Request: Scan the lines below; pull out those with "image".

— START Entries shown —

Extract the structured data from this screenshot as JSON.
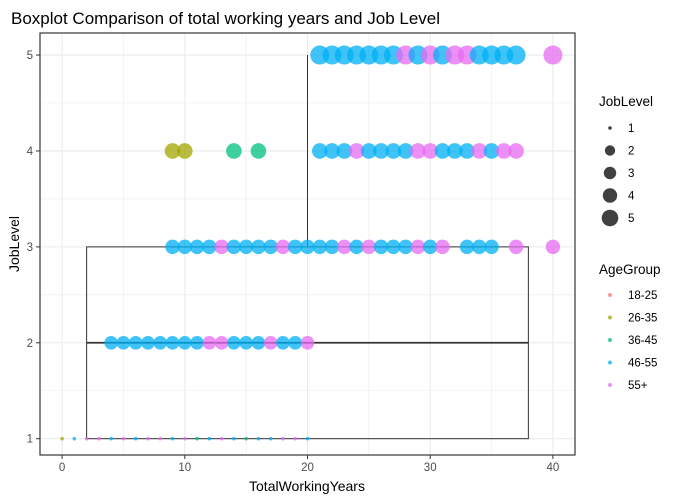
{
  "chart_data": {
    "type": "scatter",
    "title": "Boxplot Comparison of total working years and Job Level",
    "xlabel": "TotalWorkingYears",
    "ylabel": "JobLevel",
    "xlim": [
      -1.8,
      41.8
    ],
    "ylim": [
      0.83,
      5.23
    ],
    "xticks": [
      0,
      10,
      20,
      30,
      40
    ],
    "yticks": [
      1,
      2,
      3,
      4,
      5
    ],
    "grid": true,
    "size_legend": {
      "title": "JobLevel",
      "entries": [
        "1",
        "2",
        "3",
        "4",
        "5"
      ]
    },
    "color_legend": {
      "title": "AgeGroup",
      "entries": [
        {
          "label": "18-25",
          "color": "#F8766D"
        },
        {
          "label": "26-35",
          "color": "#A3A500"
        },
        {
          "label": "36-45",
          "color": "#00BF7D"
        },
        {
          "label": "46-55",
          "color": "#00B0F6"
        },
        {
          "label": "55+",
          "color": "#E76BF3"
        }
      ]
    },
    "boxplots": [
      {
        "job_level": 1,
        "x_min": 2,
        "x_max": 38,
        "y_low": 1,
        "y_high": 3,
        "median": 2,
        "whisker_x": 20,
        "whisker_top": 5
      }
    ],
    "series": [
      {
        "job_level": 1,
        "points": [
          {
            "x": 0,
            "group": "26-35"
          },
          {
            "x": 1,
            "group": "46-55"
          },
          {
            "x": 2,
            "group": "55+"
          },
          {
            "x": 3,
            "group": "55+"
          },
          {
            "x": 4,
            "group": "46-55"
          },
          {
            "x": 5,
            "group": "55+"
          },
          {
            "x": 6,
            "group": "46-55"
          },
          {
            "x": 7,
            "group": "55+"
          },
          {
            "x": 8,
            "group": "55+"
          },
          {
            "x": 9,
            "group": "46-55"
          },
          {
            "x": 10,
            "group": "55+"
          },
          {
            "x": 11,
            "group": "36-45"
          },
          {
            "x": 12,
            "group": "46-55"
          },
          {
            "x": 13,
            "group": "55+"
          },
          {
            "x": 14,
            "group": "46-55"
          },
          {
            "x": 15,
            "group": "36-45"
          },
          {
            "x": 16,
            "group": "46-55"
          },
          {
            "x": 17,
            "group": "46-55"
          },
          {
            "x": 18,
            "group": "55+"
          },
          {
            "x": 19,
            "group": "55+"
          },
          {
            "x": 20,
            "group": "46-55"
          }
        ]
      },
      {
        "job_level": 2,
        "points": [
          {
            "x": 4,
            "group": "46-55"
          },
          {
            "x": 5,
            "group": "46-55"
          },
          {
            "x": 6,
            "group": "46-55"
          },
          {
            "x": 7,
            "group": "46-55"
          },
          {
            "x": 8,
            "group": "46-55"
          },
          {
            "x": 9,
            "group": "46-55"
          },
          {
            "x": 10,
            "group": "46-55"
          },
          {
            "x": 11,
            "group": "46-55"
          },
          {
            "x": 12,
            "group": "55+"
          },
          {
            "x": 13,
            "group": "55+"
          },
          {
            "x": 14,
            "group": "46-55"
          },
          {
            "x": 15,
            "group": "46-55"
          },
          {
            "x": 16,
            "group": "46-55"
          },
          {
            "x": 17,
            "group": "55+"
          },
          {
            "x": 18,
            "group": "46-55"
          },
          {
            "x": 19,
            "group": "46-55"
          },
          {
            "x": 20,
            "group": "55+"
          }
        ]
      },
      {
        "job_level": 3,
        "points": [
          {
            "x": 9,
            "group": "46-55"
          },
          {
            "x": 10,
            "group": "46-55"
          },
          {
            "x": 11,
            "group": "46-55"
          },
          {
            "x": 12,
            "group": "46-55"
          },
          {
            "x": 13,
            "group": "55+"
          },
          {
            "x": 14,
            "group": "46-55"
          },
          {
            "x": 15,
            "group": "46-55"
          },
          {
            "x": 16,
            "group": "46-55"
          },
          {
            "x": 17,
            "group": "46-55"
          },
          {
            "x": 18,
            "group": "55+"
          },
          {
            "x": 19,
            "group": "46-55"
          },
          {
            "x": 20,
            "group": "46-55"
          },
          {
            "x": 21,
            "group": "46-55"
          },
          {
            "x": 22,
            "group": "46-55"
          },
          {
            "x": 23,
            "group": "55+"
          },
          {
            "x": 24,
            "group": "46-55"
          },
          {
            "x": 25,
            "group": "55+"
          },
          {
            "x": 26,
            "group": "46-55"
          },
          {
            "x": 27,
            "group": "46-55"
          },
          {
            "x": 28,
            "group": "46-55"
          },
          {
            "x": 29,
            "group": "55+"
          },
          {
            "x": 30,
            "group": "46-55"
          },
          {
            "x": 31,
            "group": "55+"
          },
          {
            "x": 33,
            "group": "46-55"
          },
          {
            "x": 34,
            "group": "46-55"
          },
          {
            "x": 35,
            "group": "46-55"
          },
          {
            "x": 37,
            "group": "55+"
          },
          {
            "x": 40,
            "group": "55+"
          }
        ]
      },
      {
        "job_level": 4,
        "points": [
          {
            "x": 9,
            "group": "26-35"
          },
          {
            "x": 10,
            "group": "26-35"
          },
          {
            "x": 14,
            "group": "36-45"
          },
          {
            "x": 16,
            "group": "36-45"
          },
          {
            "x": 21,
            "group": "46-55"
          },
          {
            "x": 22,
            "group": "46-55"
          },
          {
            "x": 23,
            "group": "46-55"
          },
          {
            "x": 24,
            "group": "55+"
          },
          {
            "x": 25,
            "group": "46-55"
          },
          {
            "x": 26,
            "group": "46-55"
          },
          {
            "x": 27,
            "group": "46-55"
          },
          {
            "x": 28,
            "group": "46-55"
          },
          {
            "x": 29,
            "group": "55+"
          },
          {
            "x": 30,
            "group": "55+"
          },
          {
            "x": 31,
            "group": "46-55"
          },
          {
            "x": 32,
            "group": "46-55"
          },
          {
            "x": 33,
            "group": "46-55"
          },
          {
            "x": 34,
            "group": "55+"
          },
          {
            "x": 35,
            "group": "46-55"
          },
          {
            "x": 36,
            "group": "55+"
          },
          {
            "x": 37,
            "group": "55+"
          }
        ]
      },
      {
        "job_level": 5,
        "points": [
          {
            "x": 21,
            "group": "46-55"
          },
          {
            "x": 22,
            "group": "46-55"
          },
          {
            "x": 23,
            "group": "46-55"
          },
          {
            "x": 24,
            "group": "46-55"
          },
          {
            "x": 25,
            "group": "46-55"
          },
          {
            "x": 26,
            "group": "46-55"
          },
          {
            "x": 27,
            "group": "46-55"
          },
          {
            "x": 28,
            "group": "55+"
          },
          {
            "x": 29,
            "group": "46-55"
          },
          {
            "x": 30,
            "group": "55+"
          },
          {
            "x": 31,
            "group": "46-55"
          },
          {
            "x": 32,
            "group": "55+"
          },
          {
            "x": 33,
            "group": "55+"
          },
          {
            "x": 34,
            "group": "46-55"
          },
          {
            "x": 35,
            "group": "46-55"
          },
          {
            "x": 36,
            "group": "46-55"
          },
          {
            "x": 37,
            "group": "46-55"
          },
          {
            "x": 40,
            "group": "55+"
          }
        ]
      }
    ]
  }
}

— END Entries shown —
— START Entries shown —

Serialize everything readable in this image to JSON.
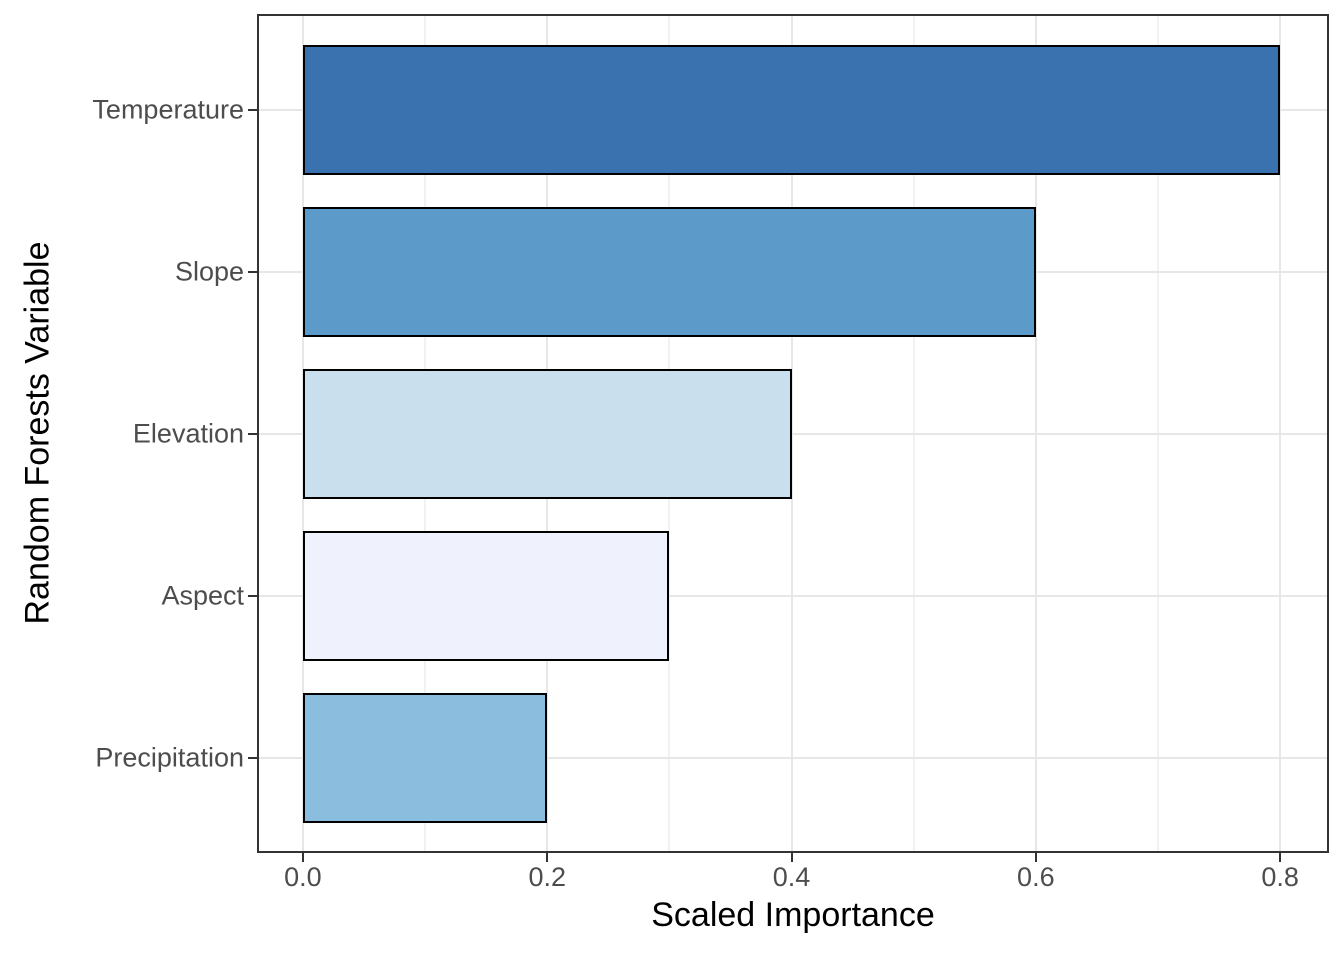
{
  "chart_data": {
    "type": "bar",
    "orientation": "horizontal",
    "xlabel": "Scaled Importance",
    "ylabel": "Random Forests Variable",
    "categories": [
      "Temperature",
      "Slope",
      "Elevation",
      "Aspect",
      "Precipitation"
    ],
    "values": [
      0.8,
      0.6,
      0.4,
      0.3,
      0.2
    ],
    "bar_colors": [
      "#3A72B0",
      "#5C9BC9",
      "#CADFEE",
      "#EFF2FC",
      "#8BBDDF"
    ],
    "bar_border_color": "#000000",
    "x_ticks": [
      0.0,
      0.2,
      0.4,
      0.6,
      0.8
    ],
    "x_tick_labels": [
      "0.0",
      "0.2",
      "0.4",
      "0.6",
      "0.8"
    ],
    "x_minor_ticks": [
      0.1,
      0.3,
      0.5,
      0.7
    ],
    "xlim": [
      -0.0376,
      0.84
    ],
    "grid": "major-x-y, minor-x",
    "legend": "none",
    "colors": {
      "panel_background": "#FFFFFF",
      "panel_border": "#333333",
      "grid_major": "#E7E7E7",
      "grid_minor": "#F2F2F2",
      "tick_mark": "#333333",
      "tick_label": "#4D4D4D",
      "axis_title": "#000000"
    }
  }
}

— END Entries shown —
— START Entries shown —

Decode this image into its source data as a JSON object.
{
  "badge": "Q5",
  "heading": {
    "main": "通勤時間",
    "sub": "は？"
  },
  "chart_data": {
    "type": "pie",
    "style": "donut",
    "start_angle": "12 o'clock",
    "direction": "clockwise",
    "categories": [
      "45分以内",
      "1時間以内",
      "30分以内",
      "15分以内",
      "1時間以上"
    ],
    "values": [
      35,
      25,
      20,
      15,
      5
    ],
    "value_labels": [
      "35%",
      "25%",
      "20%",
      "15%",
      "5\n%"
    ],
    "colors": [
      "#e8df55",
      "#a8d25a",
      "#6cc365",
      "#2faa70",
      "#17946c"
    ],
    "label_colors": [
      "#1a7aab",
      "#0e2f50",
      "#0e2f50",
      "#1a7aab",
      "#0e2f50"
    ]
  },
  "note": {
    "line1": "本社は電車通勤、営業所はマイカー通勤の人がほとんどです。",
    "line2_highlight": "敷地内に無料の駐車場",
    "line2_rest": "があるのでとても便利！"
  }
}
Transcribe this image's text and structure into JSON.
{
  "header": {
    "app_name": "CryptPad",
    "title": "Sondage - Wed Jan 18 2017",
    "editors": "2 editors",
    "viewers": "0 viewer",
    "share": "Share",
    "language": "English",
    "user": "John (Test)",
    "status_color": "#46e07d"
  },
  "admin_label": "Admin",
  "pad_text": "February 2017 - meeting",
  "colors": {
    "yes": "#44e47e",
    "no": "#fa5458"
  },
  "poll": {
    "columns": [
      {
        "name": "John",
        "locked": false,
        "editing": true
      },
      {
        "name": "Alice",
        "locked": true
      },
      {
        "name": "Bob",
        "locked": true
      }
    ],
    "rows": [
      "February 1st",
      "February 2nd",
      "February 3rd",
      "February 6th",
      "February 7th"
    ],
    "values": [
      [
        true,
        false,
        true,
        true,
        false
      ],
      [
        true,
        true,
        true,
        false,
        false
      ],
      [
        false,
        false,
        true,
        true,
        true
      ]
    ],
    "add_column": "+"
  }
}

— END Entries shown —

Completed exercise:
Serialize everything readable in this image to JSON.
Decode this image into its source data as a JSON object.
Transcribe this image's text and structure into JSON.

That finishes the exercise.